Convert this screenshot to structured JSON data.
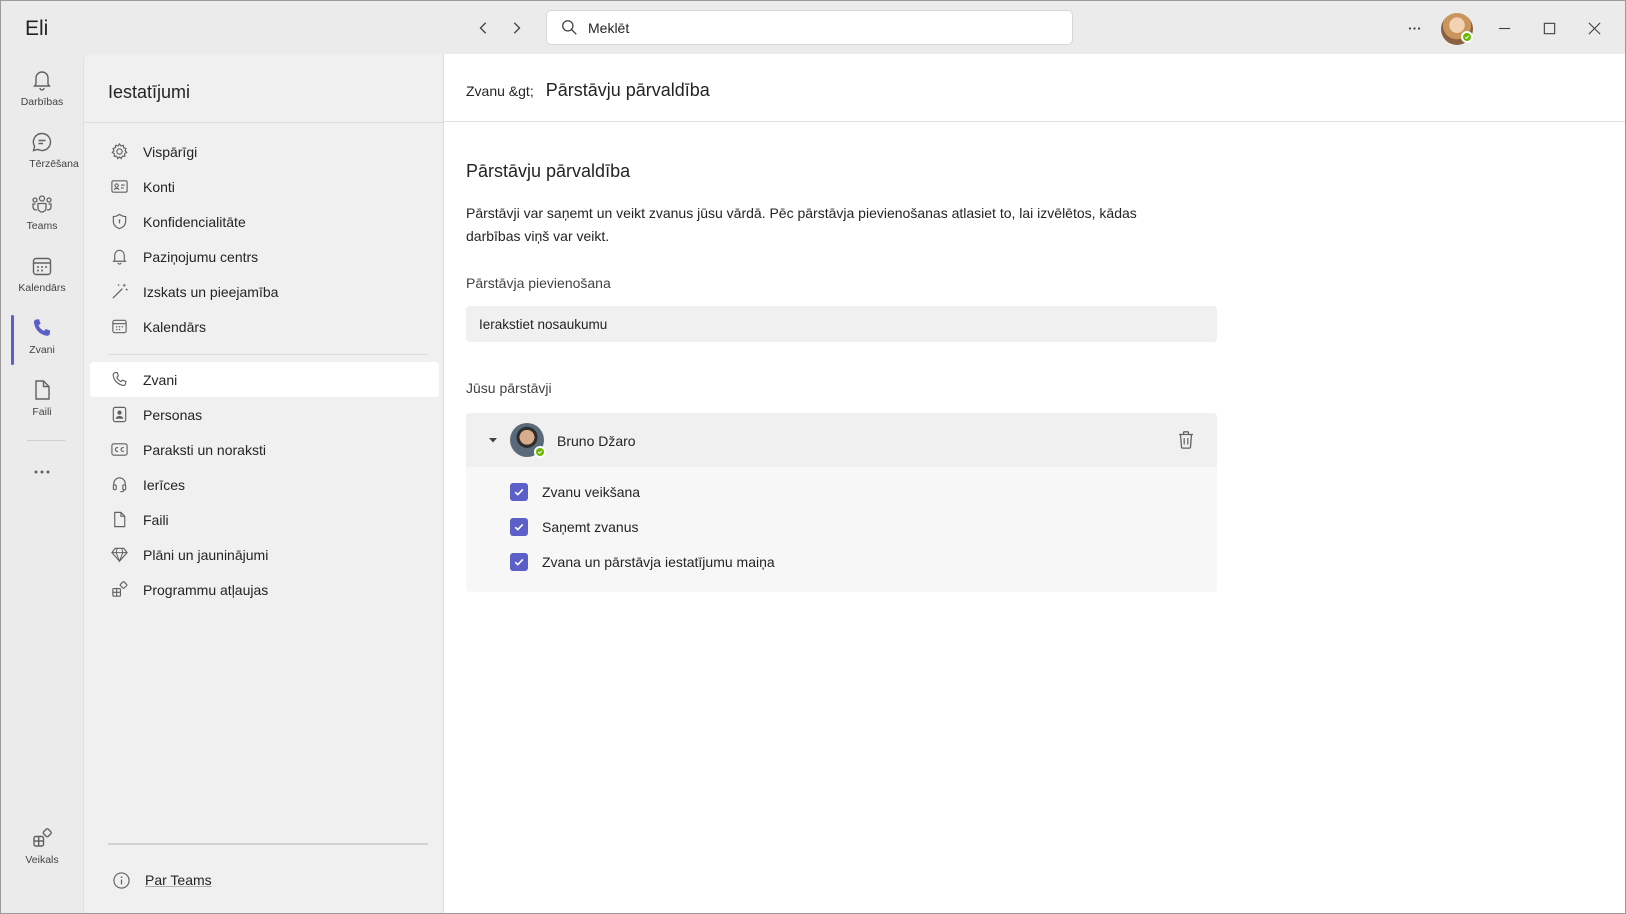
{
  "titlebar": {
    "app_name": "Eli",
    "search_placeholder": "Meklēt"
  },
  "rail": [
    {
      "label": "Darbības",
      "icon": "bell-icon"
    },
    {
      "label": "Tērzēšana",
      "icon": "chat-icon"
    },
    {
      "label": "Teams",
      "icon": "teams-icon"
    },
    {
      "label": "Kalendārs",
      "icon": "calendar-icon"
    },
    {
      "label": "Zvani",
      "icon": "phone-icon",
      "active": true
    },
    {
      "label": "Faili",
      "icon": "file-icon"
    },
    {
      "label": "Veikals",
      "icon": "apps-icon"
    }
  ],
  "settings": {
    "title": "Iestatījumi",
    "items": [
      {
        "label": "Vispārīgi",
        "icon": "gear-icon"
      },
      {
        "label": "Konti",
        "icon": "contact-card-icon"
      },
      {
        "label": "Konfidencialitāte",
        "icon": "shield-icon"
      },
      {
        "label": "Paziņojumu centrs",
        "icon": "bell-icon"
      },
      {
        "label": "Izskats un pieejamība",
        "icon": "wand-icon"
      },
      {
        "label": "Kalendārs",
        "icon": "calendar-icon"
      },
      {
        "label": "Zvani",
        "icon": "phone-icon",
        "selected": true
      },
      {
        "label": "Personas",
        "icon": "person-icon"
      },
      {
        "label": "Paraksti un noraksti",
        "icon": "cc-icon"
      },
      {
        "label": "Ierīces",
        "icon": "headset-icon"
      },
      {
        "label": "Faili",
        "icon": "file-icon"
      },
      {
        "label": "Plāni un jauninājumi",
        "icon": "diamond-icon"
      },
      {
        "label": "Programmu atļaujas",
        "icon": "apps-icon"
      }
    ],
    "about": "Par Teams"
  },
  "main": {
    "breadcrumb_parent": "Zvanu &gt;",
    "breadcrumb_current": "Pārstāvju pārvaldība",
    "section_title": "Pārstāvju pārvaldība",
    "description": "Pārstāvji var saņemt un veikt zvanus jūsu vārdā. Pēc pārstāvja pievienošanas atlasiet to, lai izvēlētos, kādas darbības viņš var veikt.",
    "add_label": "Pārstāvja pievienošana",
    "add_placeholder": "Ierakstiet nosaukumu",
    "delegates_label": "Jūsu pārstāvji",
    "delegate": {
      "name": "Bruno Džaro",
      "permissions": [
        {
          "label": "Zvanu veikšana",
          "checked": true
        },
        {
          "label": "Saņemt zvanus",
          "checked": true
        },
        {
          "label": "Zvana un pārstāvja iestatījumu maiņa",
          "checked": true
        }
      ]
    }
  },
  "colors": {
    "accent": "#5b5fc7",
    "presence_available": "#6bb700"
  }
}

▶ YOUR INSTRUCTIONS
Omit the pictures, then output the rest of the listing exactly.

▶ EXPECTED ANSWER
Convert this screenshot to structured JSON data.
{
  "titlebar": {
    "app_name": "Eli",
    "search_placeholder": "Meklēt"
  },
  "rail": [
    {
      "label": "Darbības",
      "icon": "bell-icon"
    },
    {
      "label": "Tērzēšana",
      "icon": "chat-icon"
    },
    {
      "label": "Teams",
      "icon": "teams-icon"
    },
    {
      "label": "Kalendārs",
      "icon": "calendar-icon"
    },
    {
      "label": "Zvani",
      "icon": "phone-icon",
      "active": true
    },
    {
      "label": "Faili",
      "icon": "file-icon"
    },
    {
      "label": "Veikals",
      "icon": "apps-icon"
    }
  ],
  "settings": {
    "title": "Iestatījumi",
    "items": [
      {
        "label": "Vispārīgi",
        "icon": "gear-icon"
      },
      {
        "label": "Konti",
        "icon": "contact-card-icon"
      },
      {
        "label": "Konfidencialitāte",
        "icon": "shield-icon"
      },
      {
        "label": "Paziņojumu centrs",
        "icon": "bell-icon"
      },
      {
        "label": "Izskats un pieejamība",
        "icon": "wand-icon"
      },
      {
        "label": "Kalendārs",
        "icon": "calendar-icon"
      },
      {
        "label": "Zvani",
        "icon": "phone-icon",
        "selected": true
      },
      {
        "label": "Personas",
        "icon": "person-icon"
      },
      {
        "label": "Paraksti un noraksti",
        "icon": "cc-icon"
      },
      {
        "label": "Ierīces",
        "icon": "headset-icon"
      },
      {
        "label": "Faili",
        "icon": "file-icon"
      },
      {
        "label": "Plāni un jauninājumi",
        "icon": "diamond-icon"
      },
      {
        "label": "Programmu atļaujas",
        "icon": "apps-icon"
      }
    ],
    "about": "Par Teams"
  },
  "main": {
    "breadcrumb_parent": "Zvanu &gt;",
    "breadcrumb_current": "Pārstāvju pārvaldība",
    "section_title": "Pārstāvju pārvaldība",
    "description": "Pārstāvji var saņemt un veikt zvanus jūsu vārdā. Pēc pārstāvja pievienošanas atlasiet to, lai izvēlētos, kādas darbības viņš var veikt.",
    "add_label": "Pārstāvja pievienošana",
    "add_placeholder": "Ierakstiet nosaukumu",
    "delegates_label": "Jūsu pārstāvji",
    "delegate": {
      "name": "Bruno Džaro",
      "permissions": [
        {
          "label": "Zvanu veikšana",
          "checked": true
        },
        {
          "label": "Saņemt zvanus",
          "checked": true
        },
        {
          "label": "Zvana un pārstāvja iestatījumu maiņa",
          "checked": true
        }
      ]
    }
  },
  "colors": {
    "accent": "#5b5fc7",
    "presence_available": "#6bb700"
  }
}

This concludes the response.